### What is needed
Count each line in which the word "Bluetooth" appears. Reply with the total and nothing more.

Dataset excerpt:
○ ○ ○ ○ ○

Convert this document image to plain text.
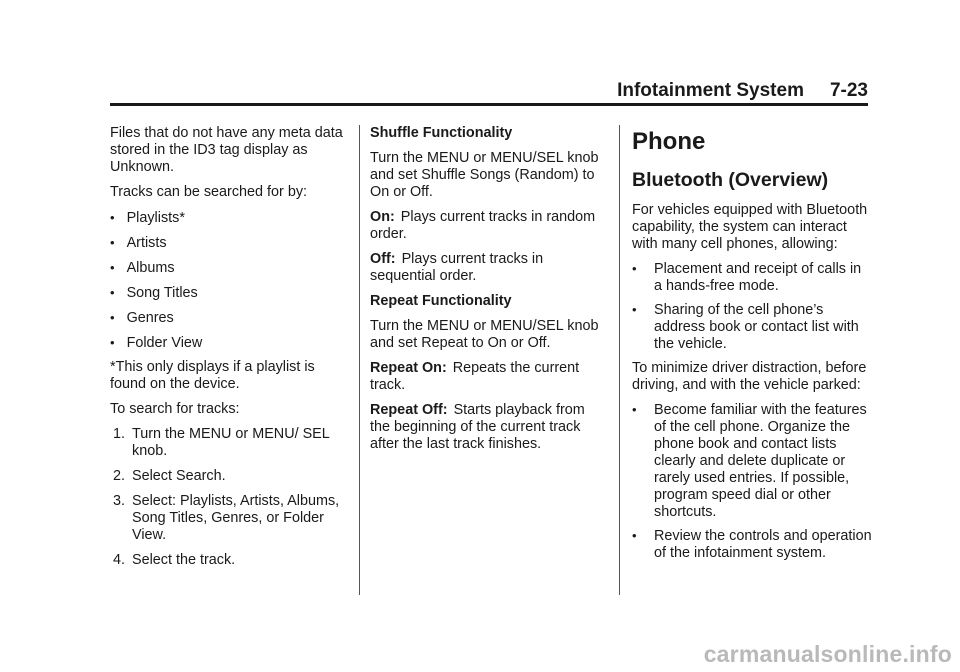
Infotainment System 7-23

Files that do not have any meta data stored in the ID3 tag display as Unknown.

Tracks can be searched for by:

• Playlists*
• Artists
• Albums
• Song Titles
• Genres
• Folder View

*This only displays if a playlist is found on the device.

To search for tracks:

1. Turn the MENU or MENU/ SEL knob.
2. Select Search.
3. Select: Playlists, Artists, Albums, Song Titles, Genres, or Folder View.
4. Select the track.

Shuffle Functionality

Turn the MENU or MENU/SEL knob and set Shuffle Songs (Random) to On or Off.

On: Plays current tracks in random order.

Off: Plays current tracks in sequential order.

Repeat Functionality

Turn the MENU or MENU/SEL knob and set Repeat to On or Off.

Repeat On: Repeats the current track.

Repeat Off: Starts playback from the beginning of the current track after the last track finishes.

Phone
Bluetooth (Overview)

For vehicles equipped with Bluetooth capability, the system can interact with many cell phones, allowing:

• Placement and receipt of calls in a hands-free mode.
• Sharing of the cell phone’s address book or contact list with the vehicle.

To minimize driver distraction, before driving, and with the vehicle parked:

• Become familiar with the features of the cell phone. Organize the phone book and contact lists clearly and delete duplicate or rarely used entries. If possible, program speed dial or other shortcuts.
• Review the controls and operation of the infotainment system.
carmanualsonline.info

○ ○ ○ ○ ○

### Task output
2